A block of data

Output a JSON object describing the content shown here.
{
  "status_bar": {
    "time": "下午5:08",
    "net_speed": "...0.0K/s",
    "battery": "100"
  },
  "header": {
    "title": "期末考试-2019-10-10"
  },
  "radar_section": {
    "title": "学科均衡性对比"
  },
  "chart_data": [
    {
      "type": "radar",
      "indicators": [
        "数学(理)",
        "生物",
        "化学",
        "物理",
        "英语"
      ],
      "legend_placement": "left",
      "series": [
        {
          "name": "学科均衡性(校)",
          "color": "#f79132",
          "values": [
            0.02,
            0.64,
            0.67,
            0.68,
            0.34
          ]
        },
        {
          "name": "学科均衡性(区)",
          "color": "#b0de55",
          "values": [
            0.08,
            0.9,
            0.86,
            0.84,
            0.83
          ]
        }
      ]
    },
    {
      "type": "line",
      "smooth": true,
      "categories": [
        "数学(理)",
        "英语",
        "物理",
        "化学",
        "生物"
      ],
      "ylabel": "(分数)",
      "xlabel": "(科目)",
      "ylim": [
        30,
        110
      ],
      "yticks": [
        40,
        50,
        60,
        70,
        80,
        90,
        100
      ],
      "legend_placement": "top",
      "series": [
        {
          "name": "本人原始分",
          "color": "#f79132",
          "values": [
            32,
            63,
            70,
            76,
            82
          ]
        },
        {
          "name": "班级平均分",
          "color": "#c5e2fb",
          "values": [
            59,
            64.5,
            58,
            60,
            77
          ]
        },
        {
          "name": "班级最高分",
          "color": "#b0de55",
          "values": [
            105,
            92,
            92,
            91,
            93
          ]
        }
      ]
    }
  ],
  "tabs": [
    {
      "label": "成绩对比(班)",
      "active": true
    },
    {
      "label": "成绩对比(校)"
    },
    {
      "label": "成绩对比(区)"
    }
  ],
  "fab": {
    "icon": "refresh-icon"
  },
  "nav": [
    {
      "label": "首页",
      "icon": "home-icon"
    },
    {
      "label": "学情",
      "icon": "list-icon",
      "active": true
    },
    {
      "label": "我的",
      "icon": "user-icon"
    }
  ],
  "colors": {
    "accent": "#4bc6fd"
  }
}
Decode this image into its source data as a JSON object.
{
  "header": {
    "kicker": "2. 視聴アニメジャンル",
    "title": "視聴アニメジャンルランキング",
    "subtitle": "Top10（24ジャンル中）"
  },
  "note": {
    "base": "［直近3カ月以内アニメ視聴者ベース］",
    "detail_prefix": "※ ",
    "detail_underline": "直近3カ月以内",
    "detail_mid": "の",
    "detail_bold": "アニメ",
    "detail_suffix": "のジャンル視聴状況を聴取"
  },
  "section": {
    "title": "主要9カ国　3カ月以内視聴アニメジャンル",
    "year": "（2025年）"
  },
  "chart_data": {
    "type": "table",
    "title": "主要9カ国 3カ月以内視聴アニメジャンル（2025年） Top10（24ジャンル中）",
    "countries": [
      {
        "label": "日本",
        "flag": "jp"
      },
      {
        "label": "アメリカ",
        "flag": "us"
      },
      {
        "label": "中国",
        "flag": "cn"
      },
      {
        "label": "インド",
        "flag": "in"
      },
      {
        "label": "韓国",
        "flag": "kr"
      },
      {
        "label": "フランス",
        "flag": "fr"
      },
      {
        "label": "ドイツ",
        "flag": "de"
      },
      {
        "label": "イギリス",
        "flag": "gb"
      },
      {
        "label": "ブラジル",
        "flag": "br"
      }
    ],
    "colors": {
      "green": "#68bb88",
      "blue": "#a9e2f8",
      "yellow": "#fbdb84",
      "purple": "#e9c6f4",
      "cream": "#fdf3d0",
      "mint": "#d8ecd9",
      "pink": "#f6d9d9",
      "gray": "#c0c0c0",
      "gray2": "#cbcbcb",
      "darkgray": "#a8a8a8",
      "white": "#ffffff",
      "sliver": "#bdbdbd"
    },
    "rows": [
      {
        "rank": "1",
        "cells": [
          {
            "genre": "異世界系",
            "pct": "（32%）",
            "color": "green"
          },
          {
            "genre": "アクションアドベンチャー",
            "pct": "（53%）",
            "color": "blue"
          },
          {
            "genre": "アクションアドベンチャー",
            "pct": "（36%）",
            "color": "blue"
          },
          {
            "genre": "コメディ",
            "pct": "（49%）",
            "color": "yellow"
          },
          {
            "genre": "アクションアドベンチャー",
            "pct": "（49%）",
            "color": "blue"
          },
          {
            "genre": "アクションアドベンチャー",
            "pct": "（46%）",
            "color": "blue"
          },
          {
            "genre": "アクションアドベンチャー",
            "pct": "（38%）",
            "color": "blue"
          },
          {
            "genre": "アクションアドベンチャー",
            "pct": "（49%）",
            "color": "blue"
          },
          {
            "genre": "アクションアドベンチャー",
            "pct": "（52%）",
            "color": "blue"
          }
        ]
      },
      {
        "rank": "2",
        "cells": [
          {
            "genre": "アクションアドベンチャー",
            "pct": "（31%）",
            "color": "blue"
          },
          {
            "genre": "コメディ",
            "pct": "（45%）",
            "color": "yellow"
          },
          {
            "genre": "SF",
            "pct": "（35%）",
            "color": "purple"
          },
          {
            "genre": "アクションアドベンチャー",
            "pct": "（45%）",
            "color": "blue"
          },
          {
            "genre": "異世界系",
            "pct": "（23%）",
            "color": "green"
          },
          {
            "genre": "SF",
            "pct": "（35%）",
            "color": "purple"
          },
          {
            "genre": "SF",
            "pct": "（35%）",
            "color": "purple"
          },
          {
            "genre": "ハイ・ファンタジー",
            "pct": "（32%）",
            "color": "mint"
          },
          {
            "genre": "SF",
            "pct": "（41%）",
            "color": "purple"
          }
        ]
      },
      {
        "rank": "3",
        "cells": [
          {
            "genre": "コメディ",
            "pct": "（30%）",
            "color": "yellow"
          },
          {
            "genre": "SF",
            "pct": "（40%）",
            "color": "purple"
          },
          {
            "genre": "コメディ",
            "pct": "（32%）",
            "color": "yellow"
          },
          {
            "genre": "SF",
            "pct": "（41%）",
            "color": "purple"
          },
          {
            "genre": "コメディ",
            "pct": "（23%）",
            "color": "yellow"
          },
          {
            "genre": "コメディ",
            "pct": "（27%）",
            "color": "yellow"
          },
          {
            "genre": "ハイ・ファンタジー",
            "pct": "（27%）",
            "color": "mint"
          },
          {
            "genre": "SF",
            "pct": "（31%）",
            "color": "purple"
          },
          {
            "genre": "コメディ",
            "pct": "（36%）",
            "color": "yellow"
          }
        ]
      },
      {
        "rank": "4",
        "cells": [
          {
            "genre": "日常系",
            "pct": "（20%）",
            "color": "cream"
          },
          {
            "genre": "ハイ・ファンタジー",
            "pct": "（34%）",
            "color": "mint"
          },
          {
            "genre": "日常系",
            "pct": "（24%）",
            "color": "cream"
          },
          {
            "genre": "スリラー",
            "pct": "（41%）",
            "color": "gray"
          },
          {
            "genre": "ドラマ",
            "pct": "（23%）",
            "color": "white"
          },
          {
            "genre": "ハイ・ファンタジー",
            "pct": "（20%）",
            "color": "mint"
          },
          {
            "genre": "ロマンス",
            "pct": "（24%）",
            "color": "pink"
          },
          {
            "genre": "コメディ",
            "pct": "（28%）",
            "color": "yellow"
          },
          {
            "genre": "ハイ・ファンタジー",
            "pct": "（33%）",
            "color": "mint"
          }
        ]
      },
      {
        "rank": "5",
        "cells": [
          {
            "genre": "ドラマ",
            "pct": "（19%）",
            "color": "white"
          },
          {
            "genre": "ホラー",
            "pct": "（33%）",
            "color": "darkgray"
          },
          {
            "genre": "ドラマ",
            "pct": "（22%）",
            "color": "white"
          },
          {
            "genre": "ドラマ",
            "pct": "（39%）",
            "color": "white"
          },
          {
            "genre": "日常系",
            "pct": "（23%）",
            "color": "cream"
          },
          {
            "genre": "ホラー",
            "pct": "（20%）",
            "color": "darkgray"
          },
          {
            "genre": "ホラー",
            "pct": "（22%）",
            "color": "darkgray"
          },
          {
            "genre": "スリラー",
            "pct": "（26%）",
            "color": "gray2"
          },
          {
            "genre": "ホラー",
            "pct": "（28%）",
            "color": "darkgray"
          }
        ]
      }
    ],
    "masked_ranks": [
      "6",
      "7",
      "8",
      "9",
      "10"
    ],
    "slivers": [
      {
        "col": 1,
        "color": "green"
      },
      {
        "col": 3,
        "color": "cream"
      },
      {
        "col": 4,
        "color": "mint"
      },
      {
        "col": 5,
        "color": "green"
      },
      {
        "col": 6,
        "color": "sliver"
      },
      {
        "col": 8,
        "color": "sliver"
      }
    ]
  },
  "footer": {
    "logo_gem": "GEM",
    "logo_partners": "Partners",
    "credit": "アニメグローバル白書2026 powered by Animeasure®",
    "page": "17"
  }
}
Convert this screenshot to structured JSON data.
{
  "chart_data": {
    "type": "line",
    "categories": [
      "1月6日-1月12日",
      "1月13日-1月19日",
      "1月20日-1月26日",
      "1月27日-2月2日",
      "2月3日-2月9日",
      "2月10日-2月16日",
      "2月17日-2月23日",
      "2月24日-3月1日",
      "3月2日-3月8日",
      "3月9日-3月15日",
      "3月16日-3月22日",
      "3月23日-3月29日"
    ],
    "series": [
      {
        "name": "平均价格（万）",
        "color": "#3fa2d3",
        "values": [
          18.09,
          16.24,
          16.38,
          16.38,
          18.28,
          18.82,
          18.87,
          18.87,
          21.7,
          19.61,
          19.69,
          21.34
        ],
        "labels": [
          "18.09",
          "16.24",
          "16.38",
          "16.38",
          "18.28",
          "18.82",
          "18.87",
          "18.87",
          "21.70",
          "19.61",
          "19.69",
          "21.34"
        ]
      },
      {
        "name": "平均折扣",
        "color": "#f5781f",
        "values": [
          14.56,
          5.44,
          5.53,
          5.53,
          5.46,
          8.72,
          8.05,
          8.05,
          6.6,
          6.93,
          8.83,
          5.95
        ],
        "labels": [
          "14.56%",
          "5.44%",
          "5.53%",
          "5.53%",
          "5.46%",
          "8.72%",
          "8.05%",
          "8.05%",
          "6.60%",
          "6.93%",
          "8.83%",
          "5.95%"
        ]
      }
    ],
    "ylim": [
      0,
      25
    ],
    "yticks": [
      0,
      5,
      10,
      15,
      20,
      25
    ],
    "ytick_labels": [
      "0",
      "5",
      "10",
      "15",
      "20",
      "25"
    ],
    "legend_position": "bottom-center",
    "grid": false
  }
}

- PROMPT -
In the entries above, find every line with the word "this" and list it.

- FULL SOLUTION -
Decode this image into its source data as a JSON object.
Convert this screenshot to structured JSON data.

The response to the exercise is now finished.